◆ Your instructions ◆
The records below are to be quoted in full; please keep every word exact.

%%

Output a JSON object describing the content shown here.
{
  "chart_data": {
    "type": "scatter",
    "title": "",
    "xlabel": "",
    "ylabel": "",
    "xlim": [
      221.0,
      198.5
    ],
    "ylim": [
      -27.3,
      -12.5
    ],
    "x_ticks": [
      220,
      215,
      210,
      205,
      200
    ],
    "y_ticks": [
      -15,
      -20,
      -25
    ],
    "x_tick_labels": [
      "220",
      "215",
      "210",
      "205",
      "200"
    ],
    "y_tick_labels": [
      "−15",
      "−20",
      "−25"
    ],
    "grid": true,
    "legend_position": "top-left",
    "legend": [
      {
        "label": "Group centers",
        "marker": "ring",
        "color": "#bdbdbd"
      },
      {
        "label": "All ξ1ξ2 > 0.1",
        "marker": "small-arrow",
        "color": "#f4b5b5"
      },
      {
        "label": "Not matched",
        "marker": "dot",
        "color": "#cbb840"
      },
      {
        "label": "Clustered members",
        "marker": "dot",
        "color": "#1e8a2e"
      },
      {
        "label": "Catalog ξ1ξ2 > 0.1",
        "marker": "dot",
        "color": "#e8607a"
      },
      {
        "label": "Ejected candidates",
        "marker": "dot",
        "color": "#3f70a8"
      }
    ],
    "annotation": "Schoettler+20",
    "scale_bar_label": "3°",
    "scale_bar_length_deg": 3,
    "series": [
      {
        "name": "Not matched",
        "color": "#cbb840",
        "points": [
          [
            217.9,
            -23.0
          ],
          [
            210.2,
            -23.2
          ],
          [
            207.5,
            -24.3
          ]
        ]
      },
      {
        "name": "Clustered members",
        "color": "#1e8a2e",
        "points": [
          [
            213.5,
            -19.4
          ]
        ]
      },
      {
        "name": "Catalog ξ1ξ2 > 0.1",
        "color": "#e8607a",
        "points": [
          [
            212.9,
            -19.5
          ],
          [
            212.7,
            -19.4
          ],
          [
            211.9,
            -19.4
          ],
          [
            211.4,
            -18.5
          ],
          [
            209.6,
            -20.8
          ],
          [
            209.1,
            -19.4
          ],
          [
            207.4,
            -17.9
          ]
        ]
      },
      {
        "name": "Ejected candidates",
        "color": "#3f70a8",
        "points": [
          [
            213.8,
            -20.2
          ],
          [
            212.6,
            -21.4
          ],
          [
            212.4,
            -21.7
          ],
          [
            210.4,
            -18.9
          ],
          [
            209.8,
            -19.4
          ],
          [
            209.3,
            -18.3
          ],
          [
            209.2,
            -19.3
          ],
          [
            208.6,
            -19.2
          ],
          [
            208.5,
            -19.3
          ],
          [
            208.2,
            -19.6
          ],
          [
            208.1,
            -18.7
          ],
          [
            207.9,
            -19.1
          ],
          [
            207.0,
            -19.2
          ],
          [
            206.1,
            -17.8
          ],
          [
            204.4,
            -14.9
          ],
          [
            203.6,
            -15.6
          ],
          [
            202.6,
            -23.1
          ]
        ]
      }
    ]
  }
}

%%

◆ Output for this exercise ◆
Output a JSON object describing the content shown here.
{
  "chart_data": {
    "type": "scatter",
    "title": "",
    "xlabel": "",
    "ylabel": "",
    "xlim": [
      221.0,
      198.5
    ],
    "ylim": [
      -27.3,
      -12.5
    ],
    "x_ticks": [
      220,
      215,
      210,
      205,
      200
    ],
    "y_ticks": [
      -15,
      -20,
      -25
    ],
    "x_tick_labels": [
      "220",
      "215",
      "210",
      "205",
      "200"
    ],
    "y_tick_labels": [
      "−15",
      "−20",
      "−25"
    ],
    "grid": true,
    "legend_position": "top-left",
    "legend": [
      {
        "label": "Group centers",
        "marker": "ring",
        "color": "#bdbdbd"
      },
      {
        "label": "All ξ1ξ2 > 0.1",
        "marker": "small-arrow",
        "color": "#f4b5b5"
      },
      {
        "label": "Not matched",
        "marker": "dot",
        "color": "#cbb840"
      },
      {
        "label": "Clustered members",
        "marker": "dot",
        "color": "#1e8a2e"
      },
      {
        "label": "Catalog ξ1ξ2 > 0.1",
        "marker": "dot",
        "color": "#e8607a"
      },
      {
        "label": "Ejected candidates",
        "marker": "dot",
        "color": "#3f70a8"
      }
    ],
    "annotation": "Schoettler+20",
    "scale_bar_label": "3°",
    "scale_bar_length_deg": 3,
    "series": [
      {
        "name": "Not matched",
        "color": "#cbb840",
        "points": [
          [
            217.9,
            -23.0
          ],
          [
            210.2,
            -23.2
          ],
          [
            207.5,
            -24.3
          ]
        ]
      },
      {
        "name": "Clustered members",
        "color": "#1e8a2e",
        "points": [
          [
            213.5,
            -19.4
          ]
        ]
      },
      {
        "name": "Catalog ξ1ξ2 > 0.1",
        "color": "#e8607a",
        "points": [
          [
            212.9,
            -19.5
          ],
          [
            212.7,
            -19.4
          ],
          [
            211.9,
            -19.4
          ],
          [
            211.4,
            -18.5
          ],
          [
            209.6,
            -20.8
          ],
          [
            209.1,
            -19.4
          ],
          [
            207.4,
            -17.9
          ]
        ]
      },
      {
        "name": "Ejected candidates",
        "color": "#3f70a8",
        "points": [
          [
            213.8,
            -20.2
          ],
          [
            212.6,
            -21.4
          ],
          [
            212.4,
            -21.7
          ],
          [
            210.4,
            -18.9
          ],
          [
            209.8,
            -19.4
          ],
          [
            209.3,
            -18.3
          ],
          [
            209.2,
            -19.3
          ],
          [
            208.6,
            -19.2
          ],
          [
            208.5,
            -19.3
          ],
          [
            208.2,
            -19.6
          ],
          [
            208.1,
            -18.7
          ],
          [
            207.9,
            -19.1
          ],
          [
            207.0,
            -19.2
          ],
          [
            206.1,
            -17.8
          ],
          [
            204.4,
            -14.9
          ],
          [
            203.6,
            -15.6
          ],
          [
            202.6,
            -23.1
          ]
        ]
      }
    ]
  }
}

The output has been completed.